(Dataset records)

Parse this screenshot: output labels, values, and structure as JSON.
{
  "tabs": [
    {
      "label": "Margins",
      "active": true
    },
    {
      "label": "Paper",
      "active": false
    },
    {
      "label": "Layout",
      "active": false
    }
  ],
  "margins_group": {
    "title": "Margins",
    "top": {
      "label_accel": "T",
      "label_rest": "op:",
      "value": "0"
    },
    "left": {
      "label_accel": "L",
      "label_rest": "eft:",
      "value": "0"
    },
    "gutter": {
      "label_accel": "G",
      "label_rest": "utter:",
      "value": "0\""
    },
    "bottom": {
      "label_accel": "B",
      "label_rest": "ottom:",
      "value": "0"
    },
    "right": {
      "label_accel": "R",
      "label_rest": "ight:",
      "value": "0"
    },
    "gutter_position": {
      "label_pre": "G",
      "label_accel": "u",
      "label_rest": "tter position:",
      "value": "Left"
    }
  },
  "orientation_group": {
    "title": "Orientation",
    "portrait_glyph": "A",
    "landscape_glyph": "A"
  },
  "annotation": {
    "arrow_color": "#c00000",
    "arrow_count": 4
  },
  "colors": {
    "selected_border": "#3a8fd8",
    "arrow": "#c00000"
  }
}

Task directions:
Copy out all of the records shown above exactly.

Result for this exercise:
Parse this screenshot: output labels, values, and structure as JSON.
{
  "tabs": [
    {
      "label": "Margins",
      "active": true
    },
    {
      "label": "Paper",
      "active": false
    },
    {
      "label": "Layout",
      "active": false
    }
  ],
  "margins_group": {
    "title": "Margins",
    "top": {
      "label_accel": "T",
      "label_rest": "op:",
      "value": "0"
    },
    "left": {
      "label_accel": "L",
      "label_rest": "eft:",
      "value": "0"
    },
    "gutter": {
      "label_accel": "G",
      "label_rest": "utter:",
      "value": "0\""
    },
    "bottom": {
      "label_accel": "B",
      "label_rest": "ottom:",
      "value": "0"
    },
    "right": {
      "label_accel": "R",
      "label_rest": "ight:",
      "value": "0"
    },
    "gutter_position": {
      "label_pre": "G",
      "label_accel": "u",
      "label_rest": "tter position:",
      "value": "Left"
    }
  },
  "orientation_group": {
    "title": "Orientation",
    "portrait_glyph": "A",
    "landscape_glyph": "A"
  },
  "annotation": {
    "arrow_color": "#c00000",
    "arrow_count": 4
  },
  "colors": {
    "selected_border": "#3a8fd8",
    "arrow": "#c00000"
  }
}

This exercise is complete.